/---
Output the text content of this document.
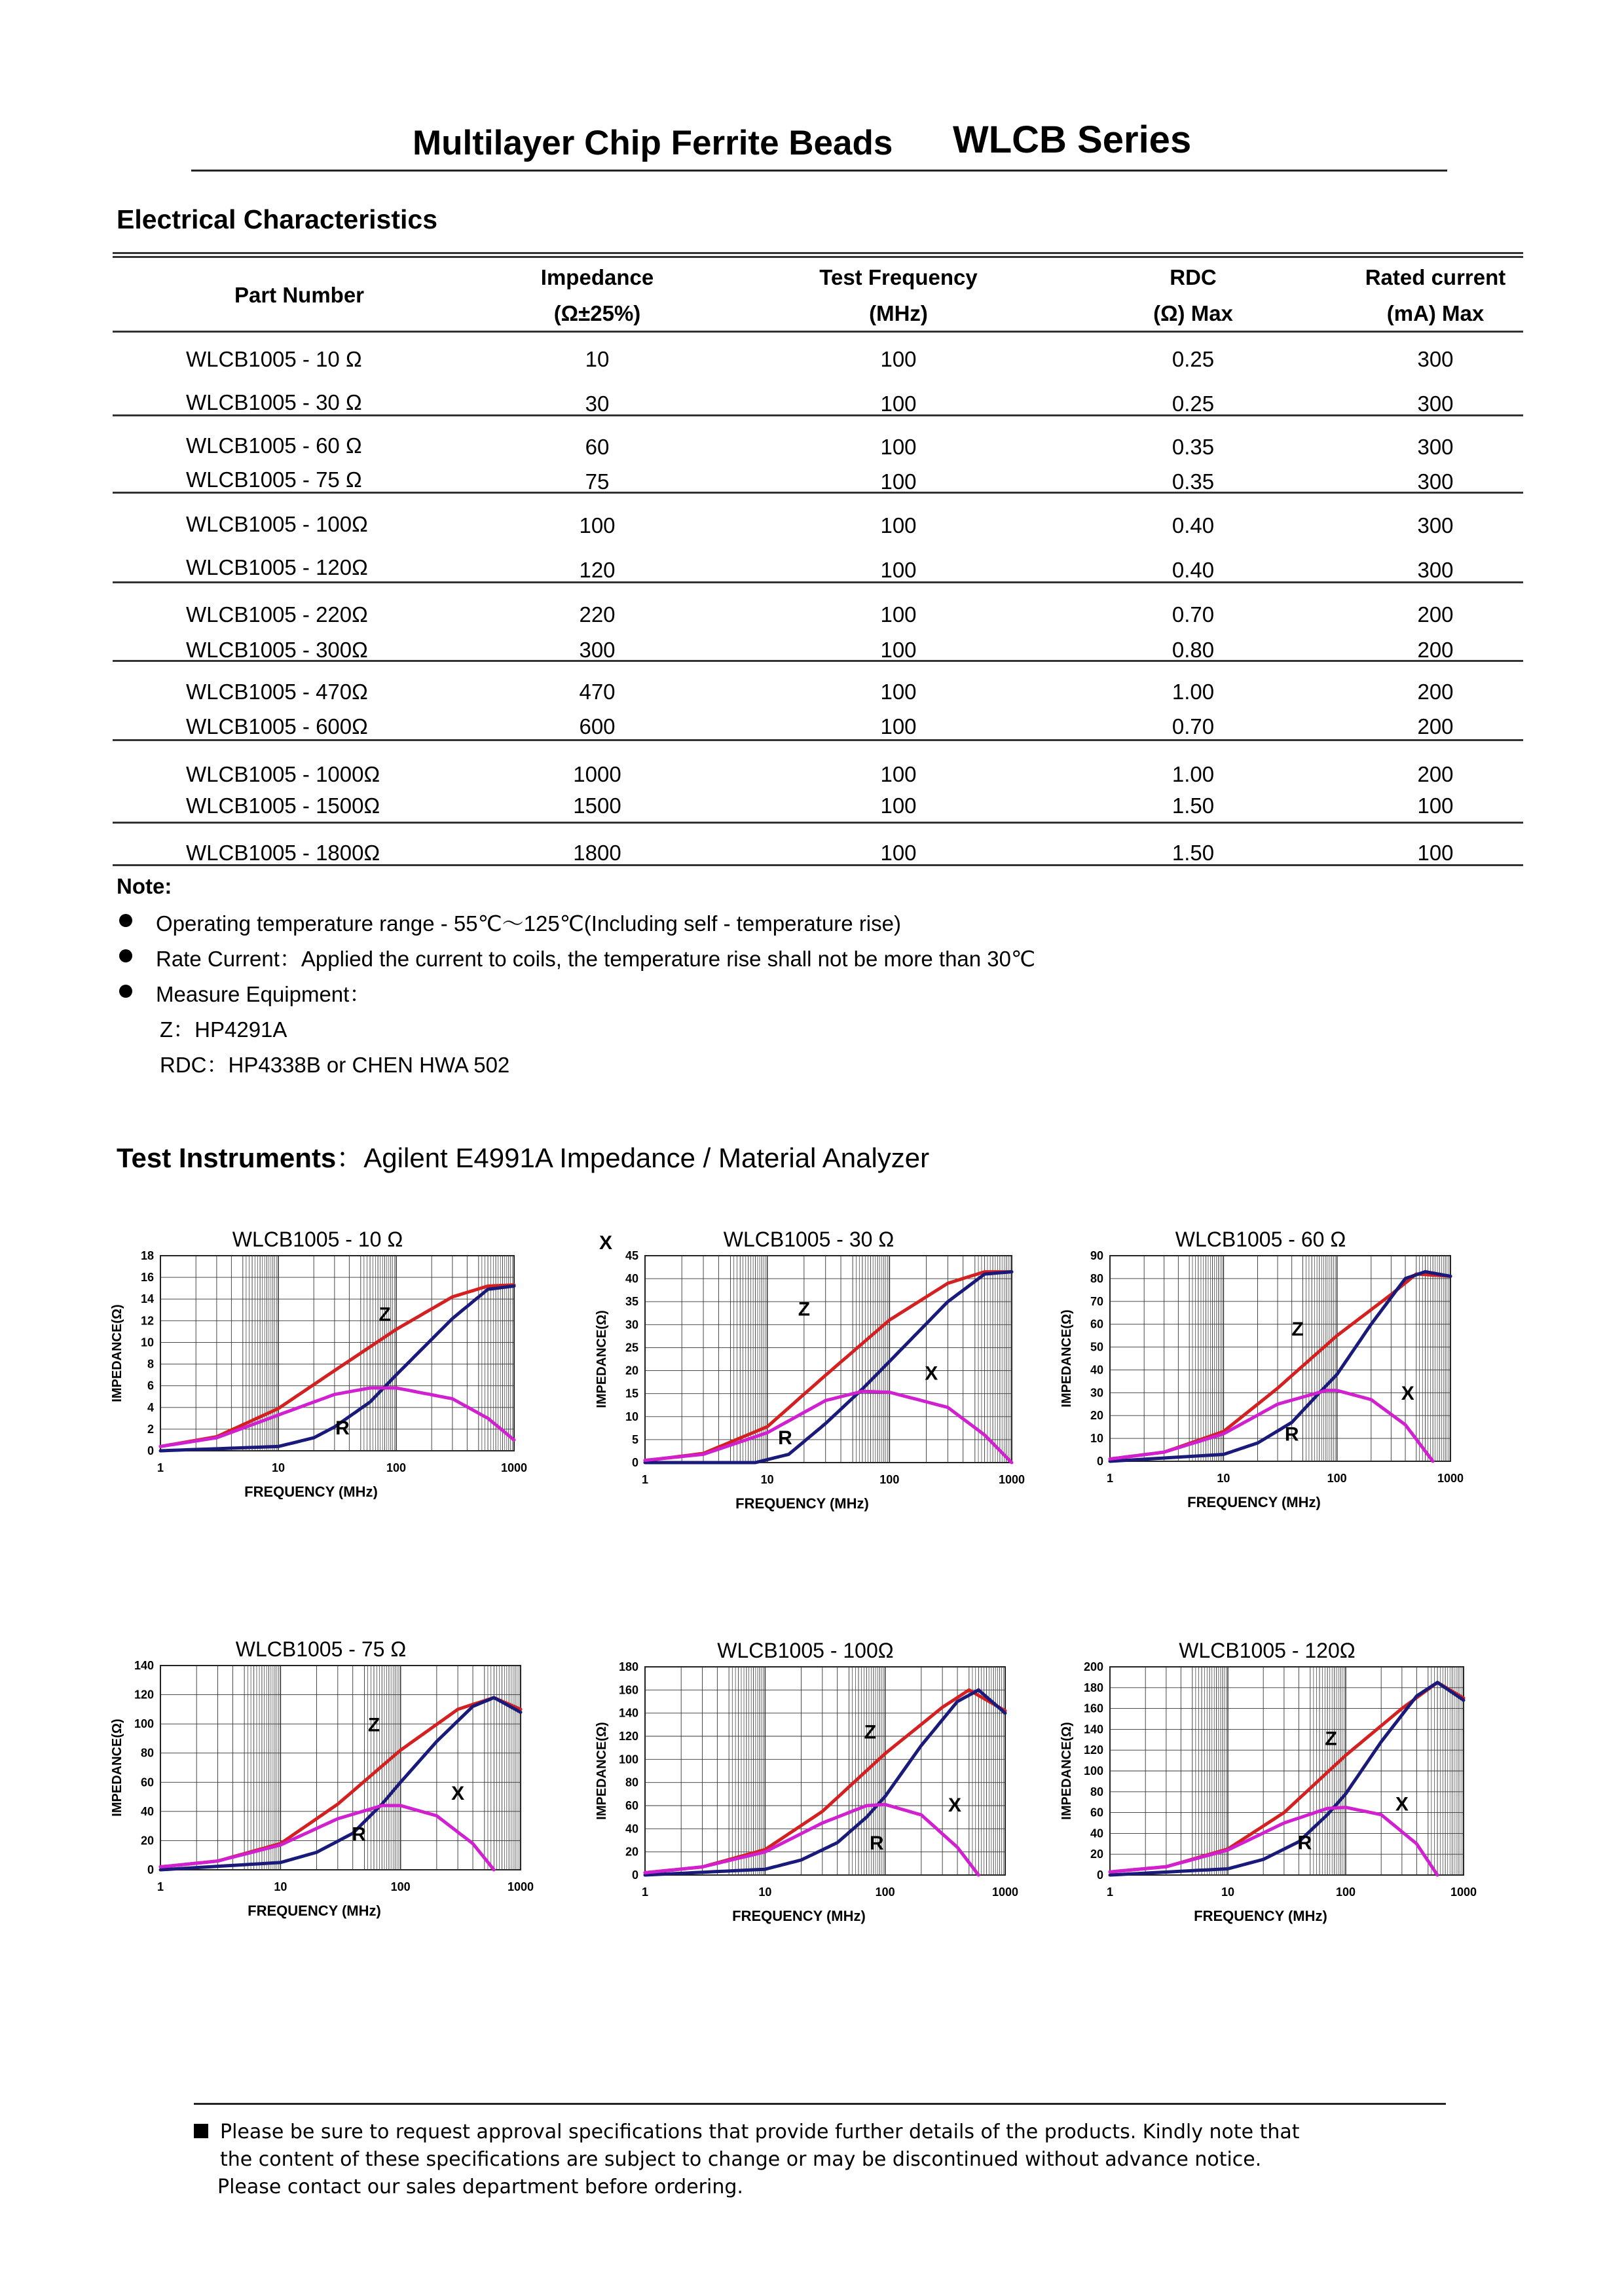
Multilayer Chip Ferrite Beads WLCB Series
Electrical Characteristics
Part Number
Impedance
(Ω±25%)
Test Frequency
(MHz)
RDC
(Ω) Max
Rated current
(mA) Max
WLCB1005 - 10 Ω	10	100	0.25	300
WLCB1005 - 30 Ω	30	100	0.25	300
WLCB1005 - 60 Ω	60	100	0.35	300
WLCB1005 - 75 Ω	75	100	0.35	300
WLCB1005 - 100Ω	100	100	0.40	300
WLCB1005 - 120Ω	120	100	0.40	300
WLCB1005 - 220Ω	220	100	0.70	200
WLCB1005 - 300Ω	300	100	0.80	200
WLCB1005 - 470Ω	470	100	1.00	200
WLCB1005 - 600Ω	600	100	0.70	200
WLCB1005 - 1000Ω	1000	100	1.00	200
WLCB1005 - 1500Ω	1500	100	1.50	100
WLCB1005 - 1800Ω	1800	100	1.50	100
Note:
Operating temperature range - 55℃～125℃(Including self - temperature rise)
Rate Current：Applied the current to coils, the temperature rise shall not be more than 30℃
Measure Equipment：
Z：HP4291A
RDC：HP4338B or CHEN HWA 502
Test Instruments：Agilent E4991A Impedance / Material Analyzer
0
2
4
6
8
10
12
14
16
18
1	10	100	1000
Z
R
WLCB1005 - 10 Ω
FREQUENCY (MHz)
IMPEDANCE(Ω)
0
5
10
15
20
25
30
35
40
45
1	10	100	1000
Z
X
R
X	WLCB1005 - 30 Ω
FREQUENCY (MHz)
IMPEDANCE(Ω)
0
10
20
30
40
50
60
70
80
90
1	10	100	1000
Z
X
R
WLCB1005 - 60 Ω
FREQUENCY (MHz)
IMPEDANCE(Ω)
0
20
40
60
80
100
120
140
1	10	100	1000
Z
X
R
WLCB1005 - 75 Ω
FREQUENCY (MHz)
IMPEDANCE(Ω)
0
20
40
60
80
100
120
140
160
180
1	10	100	1000
Z
X
R
WLCB1005 - 100Ω
FREQUENCY (MHz)
IMPEDANCE(Ω)
0
20
40
60
80
100
120
140
160
180
200
1	10	100	1000
Z
X
R
WLCB1005 - 120Ω
FREQUENCY (MHz)
IMPEDANCE(Ω)
Please be sure to request approval specifications that provide further details of the products. Kindly note that
the content of these specifications are subject to change or may be discontinued without advance notice.
Please contact our sales department before ordering.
\---
### [Given request]
Using the entries above, return each line that includes the word "content".

### [Answer to the exercise]
Output the text content of this document.
the content of these specifications are subject to change or may be discontinued without advance notice.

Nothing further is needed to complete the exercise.